» PROBLEM DETAILS: Lay out the lines from the one containing "Patent image size: (1020, 610)." through the one containing "The casing lower" as a two-column CSV with the columns input and output. Give one row for each entry, with its text under input and its answer under output, and put each in a single quoted field with line breaks turned into spaces.

» DATA TO USE:
#####
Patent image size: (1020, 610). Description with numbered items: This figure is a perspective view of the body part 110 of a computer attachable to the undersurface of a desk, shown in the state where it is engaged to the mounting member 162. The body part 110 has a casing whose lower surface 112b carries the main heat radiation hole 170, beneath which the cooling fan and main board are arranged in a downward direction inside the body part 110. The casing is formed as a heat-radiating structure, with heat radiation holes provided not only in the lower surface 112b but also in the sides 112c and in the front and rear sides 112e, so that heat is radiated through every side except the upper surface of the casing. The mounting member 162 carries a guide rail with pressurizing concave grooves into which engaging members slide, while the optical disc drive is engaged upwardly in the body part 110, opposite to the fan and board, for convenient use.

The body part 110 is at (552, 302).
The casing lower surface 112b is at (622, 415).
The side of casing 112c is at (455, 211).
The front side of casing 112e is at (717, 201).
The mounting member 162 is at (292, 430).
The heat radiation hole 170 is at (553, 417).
#####
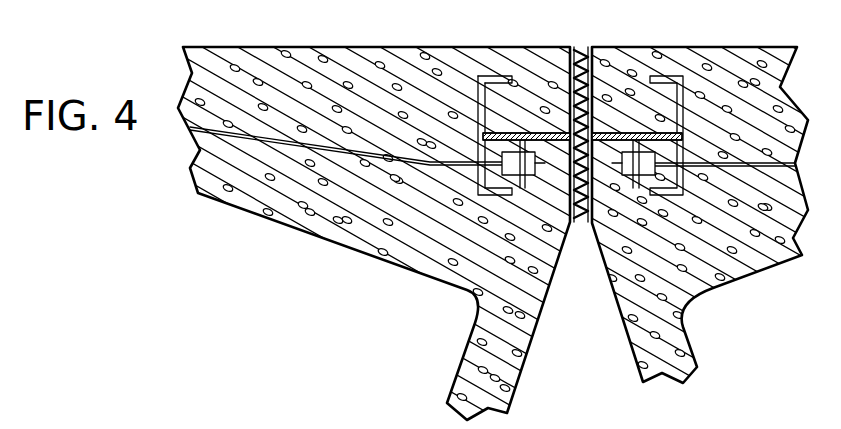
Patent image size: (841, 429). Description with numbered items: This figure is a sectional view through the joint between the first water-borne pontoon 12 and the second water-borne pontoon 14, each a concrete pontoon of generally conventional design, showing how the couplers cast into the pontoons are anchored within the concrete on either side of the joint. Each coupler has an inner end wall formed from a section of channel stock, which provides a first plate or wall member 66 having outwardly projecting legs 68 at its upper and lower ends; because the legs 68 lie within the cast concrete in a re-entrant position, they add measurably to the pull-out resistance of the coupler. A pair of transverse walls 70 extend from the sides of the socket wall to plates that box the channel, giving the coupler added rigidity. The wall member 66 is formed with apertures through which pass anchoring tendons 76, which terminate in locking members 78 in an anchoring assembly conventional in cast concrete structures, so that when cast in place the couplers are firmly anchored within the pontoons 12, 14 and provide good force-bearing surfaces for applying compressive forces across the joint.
#####
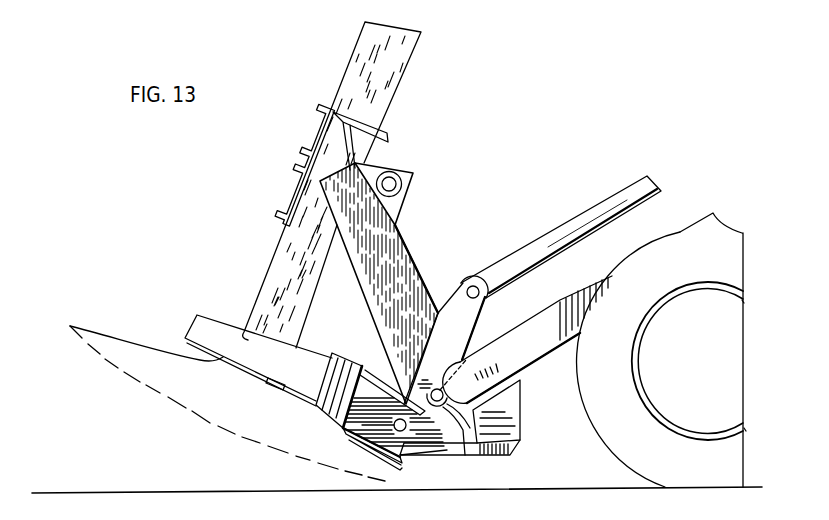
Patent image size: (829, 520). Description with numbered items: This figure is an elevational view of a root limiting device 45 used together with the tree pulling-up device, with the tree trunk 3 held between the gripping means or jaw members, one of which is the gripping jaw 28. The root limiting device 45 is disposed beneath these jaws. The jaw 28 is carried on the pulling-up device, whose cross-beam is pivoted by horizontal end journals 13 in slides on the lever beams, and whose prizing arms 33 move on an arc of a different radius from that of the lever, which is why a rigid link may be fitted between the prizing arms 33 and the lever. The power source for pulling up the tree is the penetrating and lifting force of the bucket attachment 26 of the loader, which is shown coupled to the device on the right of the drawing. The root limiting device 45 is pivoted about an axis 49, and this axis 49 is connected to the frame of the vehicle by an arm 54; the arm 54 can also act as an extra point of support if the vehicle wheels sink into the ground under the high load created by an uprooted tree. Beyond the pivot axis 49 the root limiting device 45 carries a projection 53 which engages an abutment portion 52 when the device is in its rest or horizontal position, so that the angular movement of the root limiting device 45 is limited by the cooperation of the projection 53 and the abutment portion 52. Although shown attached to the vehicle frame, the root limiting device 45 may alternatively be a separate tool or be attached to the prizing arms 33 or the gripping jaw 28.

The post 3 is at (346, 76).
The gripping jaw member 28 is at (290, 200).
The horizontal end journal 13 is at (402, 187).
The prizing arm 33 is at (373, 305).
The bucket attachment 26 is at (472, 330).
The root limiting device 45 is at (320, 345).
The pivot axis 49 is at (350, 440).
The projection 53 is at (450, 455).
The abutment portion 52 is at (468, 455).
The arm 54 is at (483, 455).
#####
» WORKED SOLUTION:
input,output
"Patent image size: (1020, 610). Description with numbered items: This figure is a perspective view of the body part 110 of a computer attachable to the undersurface of a desk, shown in the state where it is engaged to the mounting member 162. The body part 110 has a casing whose lower surface 112b carries the main heat radiation hole 170, beneath which the cooling fan and main board are arranged in a downward direction inside the body part 110. The casing is formed as a heat-radiating structure, with heat radiation holes provided not only in the lower surface 112b but also in the sides 112c and in the front and rear sides 112e, so that heat is radiated through every side except the upper surface of the casing. The mounting member 162 carries a guide rail with pressurizing concave grooves into which engaging members slide, while the optical disc drive is engaged upwardly in the body part 110, opposite to the fan and board, for convenient use.","The body part 110 is at (552, 302). The casing lower surface 112b is at (622, 415)."